Search the listing below for the word "Homes" and copy each line that holds it.

▶ **SUPPLIED RECORDS**
## begin

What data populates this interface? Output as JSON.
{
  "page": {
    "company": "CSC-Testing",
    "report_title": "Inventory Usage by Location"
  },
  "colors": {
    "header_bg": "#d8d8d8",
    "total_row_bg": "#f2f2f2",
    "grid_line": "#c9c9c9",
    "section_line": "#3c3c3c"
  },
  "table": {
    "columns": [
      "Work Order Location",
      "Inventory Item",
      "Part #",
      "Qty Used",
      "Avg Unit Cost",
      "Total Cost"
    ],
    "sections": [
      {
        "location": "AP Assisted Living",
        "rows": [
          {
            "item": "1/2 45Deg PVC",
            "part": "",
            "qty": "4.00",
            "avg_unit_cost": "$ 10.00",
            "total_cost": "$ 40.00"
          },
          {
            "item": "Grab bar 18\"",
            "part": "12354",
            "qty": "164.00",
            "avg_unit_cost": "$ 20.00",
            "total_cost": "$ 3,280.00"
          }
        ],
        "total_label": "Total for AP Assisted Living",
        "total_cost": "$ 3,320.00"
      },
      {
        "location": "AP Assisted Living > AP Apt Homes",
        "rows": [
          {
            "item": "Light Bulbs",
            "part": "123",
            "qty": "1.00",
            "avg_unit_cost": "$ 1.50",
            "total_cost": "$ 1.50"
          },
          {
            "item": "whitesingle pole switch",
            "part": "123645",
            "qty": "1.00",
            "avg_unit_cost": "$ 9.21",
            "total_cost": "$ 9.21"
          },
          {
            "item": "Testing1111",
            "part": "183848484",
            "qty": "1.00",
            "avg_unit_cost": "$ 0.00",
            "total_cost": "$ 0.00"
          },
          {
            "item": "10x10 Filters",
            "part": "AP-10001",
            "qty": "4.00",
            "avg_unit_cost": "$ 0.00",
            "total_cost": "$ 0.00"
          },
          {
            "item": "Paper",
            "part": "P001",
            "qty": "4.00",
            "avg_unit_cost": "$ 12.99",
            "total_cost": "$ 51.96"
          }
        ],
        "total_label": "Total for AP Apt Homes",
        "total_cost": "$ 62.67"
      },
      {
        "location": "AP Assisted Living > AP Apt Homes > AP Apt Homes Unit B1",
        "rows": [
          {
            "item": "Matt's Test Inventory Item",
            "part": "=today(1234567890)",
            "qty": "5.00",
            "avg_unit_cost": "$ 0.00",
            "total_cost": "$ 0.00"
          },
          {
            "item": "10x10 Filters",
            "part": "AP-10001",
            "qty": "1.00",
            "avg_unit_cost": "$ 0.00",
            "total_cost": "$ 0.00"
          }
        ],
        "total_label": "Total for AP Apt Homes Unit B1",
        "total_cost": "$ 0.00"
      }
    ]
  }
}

## end

▶ **WRITTEN ANSWER**
        "location": "AP Assisted Living > AP Apt Homes",
        "total_label": "Total for AP Apt Homes",
        "location": "AP Assisted Living > AP Apt Homes > AP Apt Homes Unit B1",
        "total_label": "Total for AP Apt Homes Unit B1",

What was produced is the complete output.